→ Short problem
The entries need to be copied exactly.

(Recorded data)
— Begin —

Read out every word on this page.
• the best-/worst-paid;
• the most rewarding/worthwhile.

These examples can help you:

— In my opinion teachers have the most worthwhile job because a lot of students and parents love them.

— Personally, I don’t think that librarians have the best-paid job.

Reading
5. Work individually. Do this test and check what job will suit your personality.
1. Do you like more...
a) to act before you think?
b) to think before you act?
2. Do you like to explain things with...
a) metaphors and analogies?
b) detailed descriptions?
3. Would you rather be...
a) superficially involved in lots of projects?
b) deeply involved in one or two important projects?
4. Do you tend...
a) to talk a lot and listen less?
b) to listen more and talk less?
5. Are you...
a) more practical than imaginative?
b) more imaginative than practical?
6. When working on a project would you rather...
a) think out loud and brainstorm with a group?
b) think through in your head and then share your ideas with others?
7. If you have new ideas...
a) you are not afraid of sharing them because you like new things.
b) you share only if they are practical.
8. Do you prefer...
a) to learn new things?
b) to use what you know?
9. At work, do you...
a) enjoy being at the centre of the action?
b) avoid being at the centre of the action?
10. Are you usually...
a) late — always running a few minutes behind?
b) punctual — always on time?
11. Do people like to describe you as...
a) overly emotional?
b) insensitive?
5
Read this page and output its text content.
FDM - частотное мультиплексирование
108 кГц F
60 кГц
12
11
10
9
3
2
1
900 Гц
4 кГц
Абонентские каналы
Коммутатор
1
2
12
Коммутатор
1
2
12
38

— End —

→ Task answer
Read out every word on this page.
• the best-/worst-paid;
• the most rewarding/worthwhile.

These examples can help you:

— In my opinion teachers have the most worthwhile job because a lot of students and parents love them.

— Personally, I don’t think that librarians have the best-paid job.

Reading
5. Work individually. Do this test and check what job will suit your personality.
1. Do you like more...
a) to act before you think?
b) to think before you act?
2. Do you like to explain things with...
a) metaphors and analogies?
b) detailed descriptions?
3. Would you rather be...
a) superficially involved in lots of projects?
b) deeply involved in one or two important projects?
4. Do you tend...
a) to talk a lot and listen less?
b) to listen more and talk less?
5. Are you...
a) more practical than imaginative?
b) more imaginative than practical?
6. When working on a project would you rather...
a) think out loud and brainstorm with a group?
b) think through in your head and then share your ideas with others?
7. If you have new ideas...
a) you are not afraid of sharing them because you like new things.
b) you share only if they are practical.
8. Do you prefer...
a) to learn new things?
b) to use what you know?
9. At work, do you...
a) enjoy being at the centre of the action?
b) avoid being at the centre of the action?
10. Are you usually...
a) late — always running a few minutes behind?
b) punctual — always on time?
11. Do people like to describe you as...
a) overly emotional?
b) insensitive?
5
Read this page and output its text content.
FDM - частотное мультиплексирование
108 кГц F
60 кГц
12
11
10
9
3
2
1
900 Гц
4 кГц
Абонентские каналы
Коммутатор
1
2
12
Коммутатор
1
2
12
38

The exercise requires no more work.